Exercise brief
Images must not appear in your copy; reproduce every other part of the records exactly.
— begin Input material —
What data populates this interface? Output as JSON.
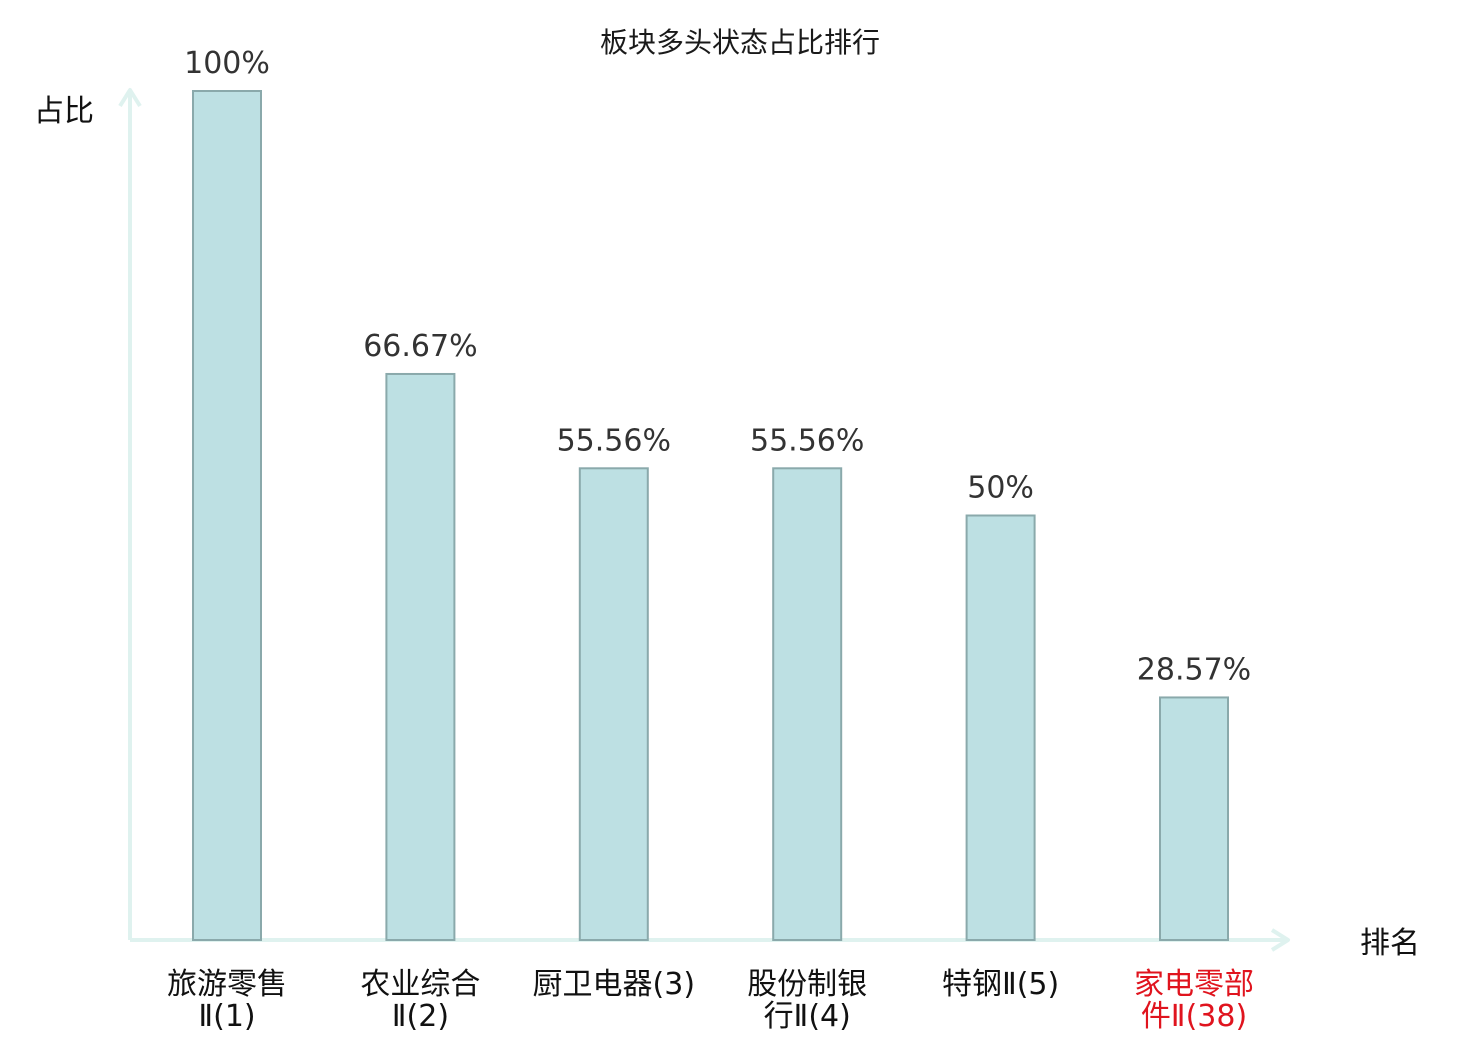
{
  "chart_data": {
    "type": "bar",
    "title": "板块多头状态占比排行",
    "ylabel": "占比",
    "xlabel": "排名",
    "ylim": [
      0,
      100
    ],
    "grid": false,
    "categories": [
      [
        "旅游零售",
        "Ⅱ(1)"
      ],
      [
        "农业综合",
        "Ⅱ(2)"
      ],
      [
        "厨卫电器(3)"
      ],
      [
        "股份制银",
        "行Ⅱ(4)"
      ],
      [
        "特钢Ⅱ(5)"
      ],
      [
        "家电零部",
        "件Ⅱ(38)"
      ]
    ],
    "values": [
      100,
      66.67,
      55.56,
      55.56,
      50,
      28.57
    ],
    "value_labels": [
      "100%",
      "66.67%",
      "55.56%",
      "55.56%",
      "50%",
      "28.57%"
    ],
    "highlight_index": 5
  },
  "colors": {
    "bar_fill": "#bde0e3",
    "bar_stroke": "#8aa9ab",
    "axis": "#dff2ef",
    "highlight_text": "#e0141e"
  }
}
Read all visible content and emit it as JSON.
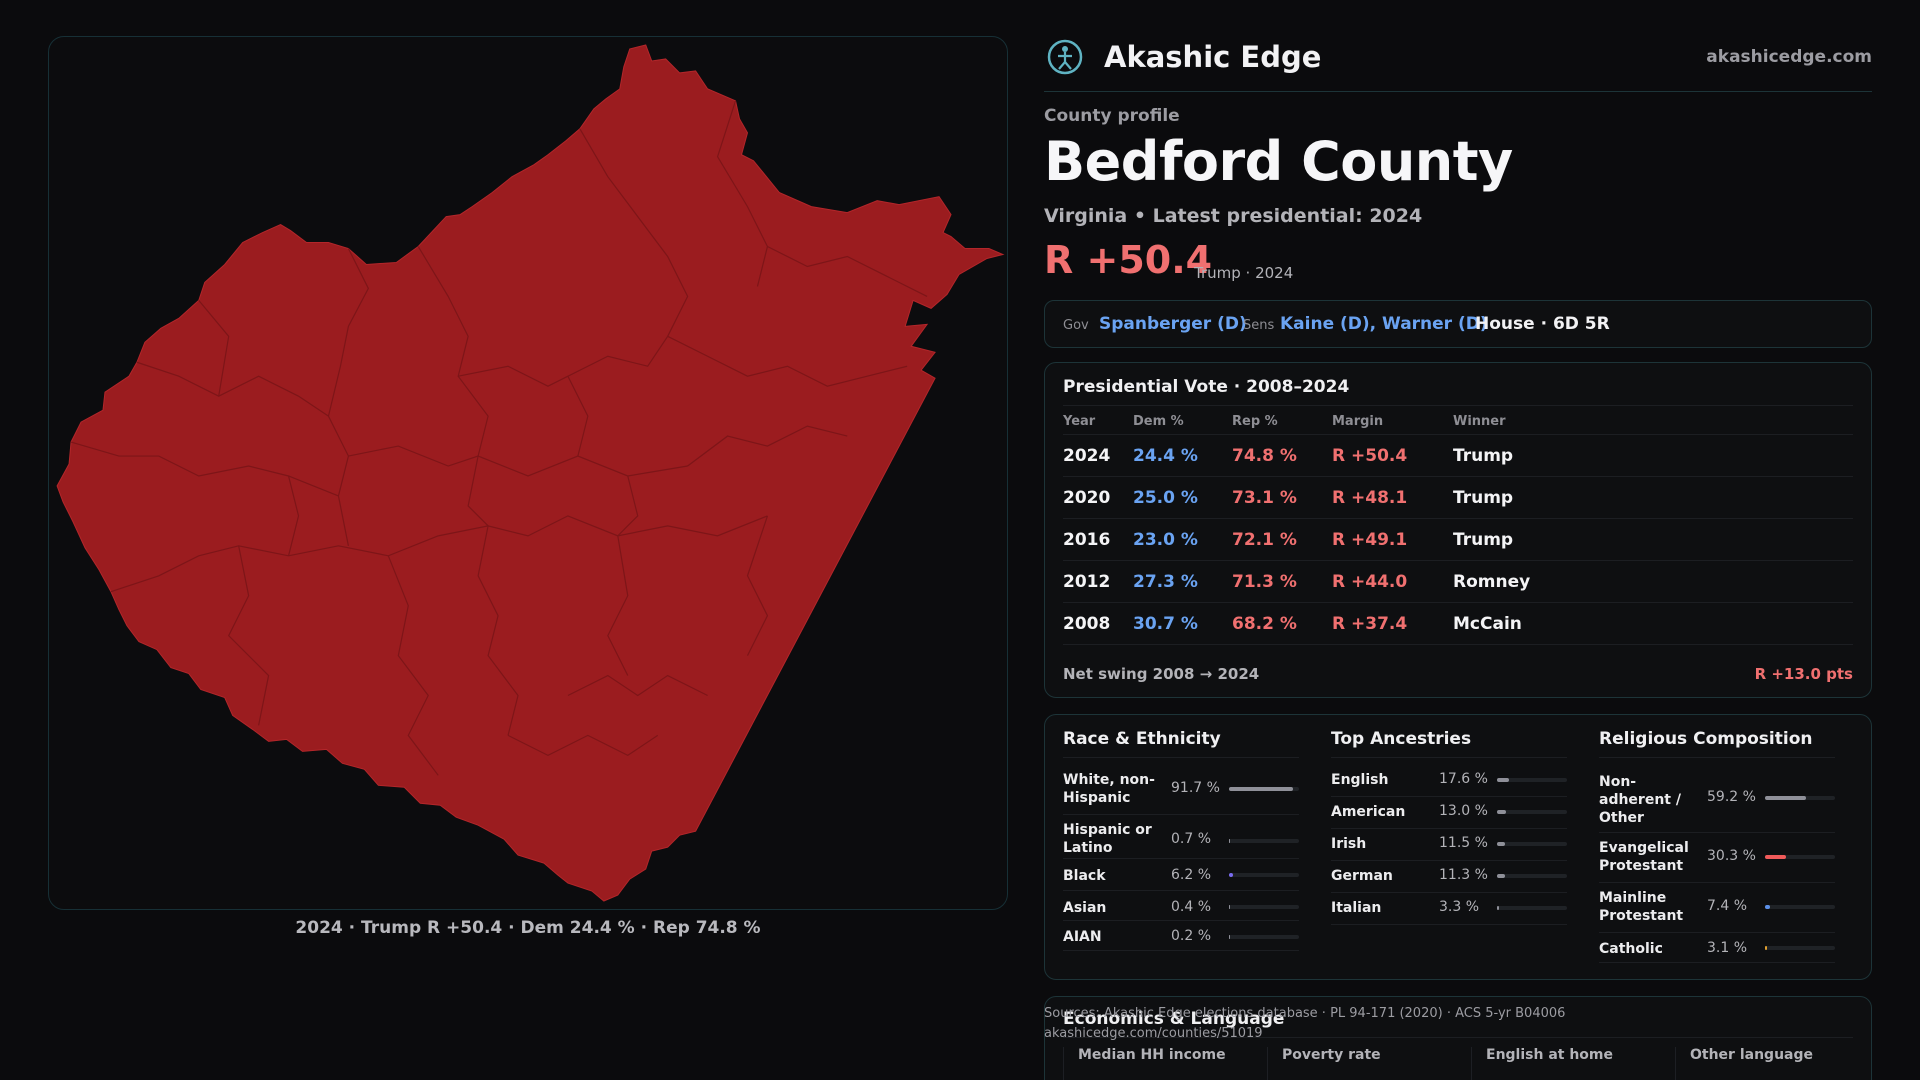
{
  "map": {
    "caption": "2024 · Trump R +50.4 · Dem 24.4 % · Rep 74.8 %",
    "fill_color": "#9b1c1f",
    "border_color": "#7d1518"
  },
  "brand": {
    "name": "Akashic Edge",
    "url": "akashicedge.com",
    "logo_icon": "globe-figure-icon"
  },
  "county": {
    "label": "County profile",
    "name": "Bedford County",
    "subtitle": "Virginia • Latest presidential: 2024",
    "margin": "R +50.4",
    "margin_note": "Trump · 2024"
  },
  "officials": {
    "gov_label": "Gov",
    "gov": "Spanberger (D)",
    "sens_label": "Sens",
    "sens": "Kaine (D), Warner (D)",
    "house": "House · 6D 5R"
  },
  "presidential": {
    "title": "Presidential Vote · 2008–2024",
    "headers": [
      "Year",
      "Dem %",
      "Rep %",
      "Margin",
      "Winner"
    ],
    "rows": [
      {
        "year": "2024",
        "dem": "24.4 %",
        "rep": "74.8 %",
        "margin": "R +50.4",
        "winner": "Trump"
      },
      {
        "year": "2020",
        "dem": "25.0 %",
        "rep": "73.1 %",
        "margin": "R +48.1",
        "winner": "Trump"
      },
      {
        "year": "2016",
        "dem": "23.0 %",
        "rep": "72.1 %",
        "margin": "R +49.1",
        "winner": "Trump"
      },
      {
        "year": "2012",
        "dem": "27.3 %",
        "rep": "71.3 %",
        "margin": "R +44.0",
        "winner": "Romney"
      },
      {
        "year": "2008",
        "dem": "30.7 %",
        "rep": "68.2 %",
        "margin": "R +37.4",
        "winner": "McCain"
      }
    ],
    "swing_label": "Net swing 2008 → 2024",
    "swing_value": "R +13.0 pts"
  },
  "race": {
    "title": "Race & Ethnicity",
    "items": [
      {
        "label": "White, non-Hispanic",
        "pct": "91.7 %",
        "value": 91.7,
        "color": "#8f9099"
      },
      {
        "label": "Hispanic or Latino",
        "pct": "0.7 %",
        "value": 0.7,
        "color": "#8f9099"
      },
      {
        "label": "Black",
        "pct": "6.2 %",
        "value": 6.2,
        "color": "#7a6cf0"
      },
      {
        "label": "Asian",
        "pct": "0.4 %",
        "value": 0.4,
        "color": "#8f9099"
      },
      {
        "label": "AIAN",
        "pct": "0.2 %",
        "value": 0.2,
        "color": "#8f9099"
      }
    ]
  },
  "ancestry": {
    "title": "Top Ancestries",
    "items": [
      {
        "label": "English",
        "pct": "17.6 %",
        "value": 17.6,
        "color": "#8f9099"
      },
      {
        "label": "American",
        "pct": "13.0 %",
        "value": 13.0,
        "color": "#8f9099"
      },
      {
        "label": "Irish",
        "pct": "11.5 %",
        "value": 11.5,
        "color": "#8f9099"
      },
      {
        "label": "German",
        "pct": "11.3 %",
        "value": 11.3,
        "color": "#8f9099"
      },
      {
        "label": "Italian",
        "pct": "3.3 %",
        "value": 3.3,
        "color": "#8f9099"
      }
    ]
  },
  "religion": {
    "title": "Religious Composition",
    "items": [
      {
        "label": "Non-adherent / Other",
        "pct": "59.2 %",
        "value": 59.2,
        "color": "#8f9099"
      },
      {
        "label": "Evangelical Protestant",
        "pct": "30.3 %",
        "value": 30.3,
        "color": "#f05a5a"
      },
      {
        "label": "Mainline Protestant",
        "pct": "7.4 %",
        "value": 7.4,
        "color": "#5b8fe8"
      },
      {
        "label": "Catholic",
        "pct": "3.1 %",
        "value": 3.1,
        "color": "#e0a030"
      }
    ]
  },
  "economics": {
    "title": "Economics & Language",
    "headers": [
      "Median HH income",
      "Poverty rate",
      "English at home",
      "Other language"
    ]
  },
  "sources": {
    "line1": "Sources: Akashic Edge elections database · PL 94-171 (2020) · ACS 5-yr B04006",
    "line2": "akashicedge.com/counties/51019"
  }
}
— end Input material —
Solution below
What data populates this interface? Output as JSON.
{
  "chart_data": {
    "type": "bar",
    "title": "板块多头状态占比排行",
    "ylabel": "占比",
    "xlabel": "排名",
    "ylim": [
      0,
      100
    ],
    "grid": false,
    "categories": [
      [
        "旅游零售",
        "Ⅱ(1)"
      ],
      [
        "农业综合",
        "Ⅱ(2)"
      ],
      [
        "厨卫电器(3)"
      ],
      [
        "股份制银",
        "行Ⅱ(4)"
      ],
      [
        "特钢Ⅱ(5)"
      ],
      [
        "家电零部",
        "件Ⅱ(38)"
      ]
    ],
    "values": [
      100,
      66.67,
      55.56,
      55.56,
      50,
      28.57
    ],
    "value_labels": [
      "100%",
      "66.67%",
      "55.56%",
      "55.56%",
      "50%",
      "28.57%"
    ],
    "highlight_index": 5
  },
  "colors": {
    "bar_fill": "#bde0e3",
    "bar_stroke": "#8aa9ab",
    "axis": "#dff2ef",
    "highlight_text": "#e0141e"
  }
}
Read all visible content and emit it as JSON.
{
  "map": {
    "caption": "2024 · Trump R +50.4 · Dem 24.4 % · Rep 74.8 %",
    "fill_color": "#9b1c1f",
    "border_color": "#7d1518"
  },
  "brand": {
    "name": "Akashic Edge",
    "url": "akashicedge.com",
    "logo_icon": "globe-figure-icon"
  },
  "county": {
    "label": "County profile",
    "name": "Bedford County",
    "subtitle": "Virginia • Latest presidential: 2024",
    "margin": "R +50.4",
    "margin_note": "Trump · 2024"
  },
  "officials": {
    "gov_label": "Gov",
    "gov": "Spanberger (D)",
    "sens_label": "Sens",
    "sens": "Kaine (D), Warner (D)",
    "house": "House · 6D 5R"
  },
  "presidential": {
    "title": "Presidential Vote · 2008–2024",
    "headers": [
      "Year",
      "Dem %",
      "Rep %",
      "Margin",
      "Winner"
    ],
    "rows": [
      {
        "year": "2024",
        "dem": "24.4 %",
        "rep": "74.8 %",
        "margin": "R +50.4",
        "winner": "Trump"
      },
      {
        "year": "2020",
        "dem": "25.0 %",
        "rep": "73.1 %",
        "margin": "R +48.1",
        "winner": "Trump"
      },
      {
        "year": "2016",
        "dem": "23.0 %",
        "rep": "72.1 %",
        "margin": "R +49.1",
        "winner": "Trump"
      },
      {
        "year": "2012",
        "dem": "27.3 %",
        "rep": "71.3 %",
        "margin": "R +44.0",
        "winner": "Romney"
      },
      {
        "year": "2008",
        "dem": "30.7 %",
        "rep": "68.2 %",
        "margin": "R +37.4",
        "winner": "McCain"
      }
    ],
    "swing_label": "Net swing 2008 → 2024",
    "swing_value": "R +13.0 pts"
  },
  "race": {
    "title": "Race & Ethnicity",
    "items": [
      {
        "label": "White, non-Hispanic",
        "pct": "91.7 %",
        "value": 91.7,
        "color": "#8f9099"
      },
      {
        "label": "Hispanic or Latino",
        "pct": "0.7 %",
        "value": 0.7,
        "color": "#8f9099"
      },
      {
        "label": "Black",
        "pct": "6.2 %",
        "value": 6.2,
        "color": "#7a6cf0"
      },
      {
        "label": "Asian",
        "pct": "0.4 %",
        "value": 0.4,
        "color": "#8f9099"
      },
      {
        "label": "AIAN",
        "pct": "0.2 %",
        "value": 0.2,
        "color": "#8f9099"
      }
    ]
  },
  "ancestry": {
    "title": "Top Ancestries",
    "items": [
      {
        "label": "English",
        "pct": "17.6 %",
        "value": 17.6,
        "color": "#8f9099"
      },
      {
        "label": "American",
        "pct": "13.0 %",
        "value": 13.0,
        "color": "#8f9099"
      },
      {
        "label": "Irish",
        "pct": "11.5 %",
        "value": 11.5,
        "color": "#8f9099"
      },
      {
        "label": "German",
        "pct": "11.3 %",
        "value": 11.3,
        "color": "#8f9099"
      },
      {
        "label": "Italian",
        "pct": "3.3 %",
        "value": 3.3,
        "color": "#8f9099"
      }
    ]
  },
  "religion": {
    "title": "Religious Composition",
    "items": [
      {
        "label": "Non-adherent / Other",
        "pct": "59.2 %",
        "value": 59.2,
        "color": "#8f9099"
      },
      {
        "label": "Evangelical Protestant",
        "pct": "30.3 %",
        "value": 30.3,
        "color": "#f05a5a"
      },
      {
        "label": "Mainline Protestant",
        "pct": "7.4 %",
        "value": 7.4,
        "color": "#5b8fe8"
      },
      {
        "label": "Catholic",
        "pct": "3.1 %",
        "value": 3.1,
        "color": "#e0a030"
      }
    ]
  },
  "economics": {
    "title": "Economics & Language",
    "headers": [
      "Median HH income",
      "Poverty rate",
      "English at home",
      "Other language"
    ]
  },
  "sources": {
    "line1": "Sources: Akashic Edge elections database · PL 94-171 (2020) · ACS 5-yr B04006",
    "line2": "akashicedge.com/counties/51019"
  }
}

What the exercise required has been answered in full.